Exercise prompt:
Below is the data. Give it again, complete and exact.

Dataset entries on figures:

━━━━

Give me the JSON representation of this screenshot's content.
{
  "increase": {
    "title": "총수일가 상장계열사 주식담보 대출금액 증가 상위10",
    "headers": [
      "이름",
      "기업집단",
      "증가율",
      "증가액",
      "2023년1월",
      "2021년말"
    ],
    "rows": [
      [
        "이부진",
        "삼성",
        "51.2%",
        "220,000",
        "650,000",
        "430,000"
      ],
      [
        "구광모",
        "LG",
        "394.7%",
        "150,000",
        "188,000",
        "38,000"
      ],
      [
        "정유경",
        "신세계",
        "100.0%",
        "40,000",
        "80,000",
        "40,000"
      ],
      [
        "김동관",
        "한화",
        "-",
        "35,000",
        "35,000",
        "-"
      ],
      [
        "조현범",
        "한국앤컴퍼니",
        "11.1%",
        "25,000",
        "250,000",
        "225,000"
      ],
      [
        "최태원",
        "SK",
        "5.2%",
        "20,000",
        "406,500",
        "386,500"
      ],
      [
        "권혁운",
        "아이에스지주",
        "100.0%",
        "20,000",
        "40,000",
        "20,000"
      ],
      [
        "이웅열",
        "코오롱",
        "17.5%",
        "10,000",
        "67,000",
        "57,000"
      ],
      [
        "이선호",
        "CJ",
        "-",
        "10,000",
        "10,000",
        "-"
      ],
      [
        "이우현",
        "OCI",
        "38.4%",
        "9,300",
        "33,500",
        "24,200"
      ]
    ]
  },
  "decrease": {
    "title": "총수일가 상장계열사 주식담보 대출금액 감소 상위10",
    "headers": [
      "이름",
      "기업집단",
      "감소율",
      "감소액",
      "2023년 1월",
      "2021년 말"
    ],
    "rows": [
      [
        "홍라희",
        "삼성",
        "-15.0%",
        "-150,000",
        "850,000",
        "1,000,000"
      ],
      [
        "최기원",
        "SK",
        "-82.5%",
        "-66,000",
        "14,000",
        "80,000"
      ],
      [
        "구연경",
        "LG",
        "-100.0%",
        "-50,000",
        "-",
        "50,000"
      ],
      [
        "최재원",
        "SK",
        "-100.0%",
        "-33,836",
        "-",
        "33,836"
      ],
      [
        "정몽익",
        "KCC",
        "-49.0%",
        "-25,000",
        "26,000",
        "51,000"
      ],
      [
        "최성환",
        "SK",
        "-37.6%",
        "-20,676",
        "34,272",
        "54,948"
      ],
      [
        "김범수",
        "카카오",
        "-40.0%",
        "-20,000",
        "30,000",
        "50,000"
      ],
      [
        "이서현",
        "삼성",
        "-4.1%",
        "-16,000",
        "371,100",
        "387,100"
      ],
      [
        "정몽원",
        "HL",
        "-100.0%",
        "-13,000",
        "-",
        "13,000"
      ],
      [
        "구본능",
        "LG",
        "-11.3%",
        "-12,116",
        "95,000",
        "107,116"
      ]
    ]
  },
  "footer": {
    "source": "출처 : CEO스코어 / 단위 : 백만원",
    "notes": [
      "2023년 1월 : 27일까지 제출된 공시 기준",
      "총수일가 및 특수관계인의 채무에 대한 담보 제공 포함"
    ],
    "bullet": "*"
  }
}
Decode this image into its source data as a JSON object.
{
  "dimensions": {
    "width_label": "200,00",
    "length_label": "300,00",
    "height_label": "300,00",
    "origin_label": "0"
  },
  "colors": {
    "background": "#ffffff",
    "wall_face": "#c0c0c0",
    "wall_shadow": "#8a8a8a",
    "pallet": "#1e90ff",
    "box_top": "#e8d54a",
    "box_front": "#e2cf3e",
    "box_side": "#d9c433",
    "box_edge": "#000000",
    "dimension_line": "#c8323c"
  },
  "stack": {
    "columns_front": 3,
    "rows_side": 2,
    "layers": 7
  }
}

━━━━

Reply to the exercise:
Give me the JSON representation of this screenshot's content.
{
  "increase": {
    "title": "총수일가 상장계열사 주식담보 대출금액 증가 상위10",
    "headers": [
      "이름",
      "기업집단",
      "증가율",
      "증가액",
      "2023년1월",
      "2021년말"
    ],
    "rows": [
      [
        "이부진",
        "삼성",
        "51.2%",
        "220,000",
        "650,000",
        "430,000"
      ],
      [
        "구광모",
        "LG",
        "394.7%",
        "150,000",
        "188,000",
        "38,000"
      ],
      [
        "정유경",
        "신세계",
        "100.0%",
        "40,000",
        "80,000",
        "40,000"
      ],
      [
        "김동관",
        "한화",
        "-",
        "35,000",
        "35,000",
        "-"
      ],
      [
        "조현범",
        "한국앤컴퍼니",
        "11.1%",
        "25,000",
        "250,000",
        "225,000"
      ],
      [
        "최태원",
        "SK",
        "5.2%",
        "20,000",
        "406,500",
        "386,500"
      ],
      [
        "권혁운",
        "아이에스지주",
        "100.0%",
        "20,000",
        "40,000",
        "20,000"
      ],
      [
        "이웅열",
        "코오롱",
        "17.5%",
        "10,000",
        "67,000",
        "57,000"
      ],
      [
        "이선호",
        "CJ",
        "-",
        "10,000",
        "10,000",
        "-"
      ],
      [
        "이우현",
        "OCI",
        "38.4%",
        "9,300",
        "33,500",
        "24,200"
      ]
    ]
  },
  "decrease": {
    "title": "총수일가 상장계열사 주식담보 대출금액 감소 상위10",
    "headers": [
      "이름",
      "기업집단",
      "감소율",
      "감소액",
      "2023년 1월",
      "2021년 말"
    ],
    "rows": [
      [
        "홍라희",
        "삼성",
        "-15.0%",
        "-150,000",
        "850,000",
        "1,000,000"
      ],
      [
        "최기원",
        "SK",
        "-82.5%",
        "-66,000",
        "14,000",
        "80,000"
      ],
      [
        "구연경",
        "LG",
        "-100.0%",
        "-50,000",
        "-",
        "50,000"
      ],
      [
        "최재원",
        "SK",
        "-100.0%",
        "-33,836",
        "-",
        "33,836"
      ],
      [
        "정몽익",
        "KCC",
        "-49.0%",
        "-25,000",
        "26,000",
        "51,000"
      ],
      [
        "최성환",
        "SK",
        "-37.6%",
        "-20,676",
        "34,272",
        "54,948"
      ],
      [
        "김범수",
        "카카오",
        "-40.0%",
        "-20,000",
        "30,000",
        "50,000"
      ],
      [
        "이서현",
        "삼성",
        "-4.1%",
        "-16,000",
        "371,100",
        "387,100"
      ],
      [
        "정몽원",
        "HL",
        "-100.0%",
        "-13,000",
        "-",
        "13,000"
      ],
      [
        "구본능",
        "LG",
        "-11.3%",
        "-12,116",
        "95,000",
        "107,116"
      ]
    ]
  },
  "footer": {
    "source": "출처 : CEO스코어 / 단위 : 백만원",
    "notes": [
      "2023년 1월 : 27일까지 제출된 공시 기준",
      "총수일가 및 특수관계인의 채무에 대한 담보 제공 포함"
    ],
    "bullet": "*"
  }
}
Decode this image into its source data as a JSON object.
{
  "dimensions": {
    "width_label": "200,00",
    "length_label": "300,00",
    "height_label": "300,00",
    "origin_label": "0"
  },
  "colors": {
    "background": "#ffffff",
    "wall_face": "#c0c0c0",
    "wall_shadow": "#8a8a8a",
    "pallet": "#1e90ff",
    "box_top": "#e8d54a",
    "box_front": "#e2cf3e",
    "box_side": "#d9c433",
    "box_edge": "#000000",
    "dimension_line": "#c8323c"
  },
  "stack": {
    "columns_front": 3,
    "rows_side": 2,
    "layers": 7
  }
}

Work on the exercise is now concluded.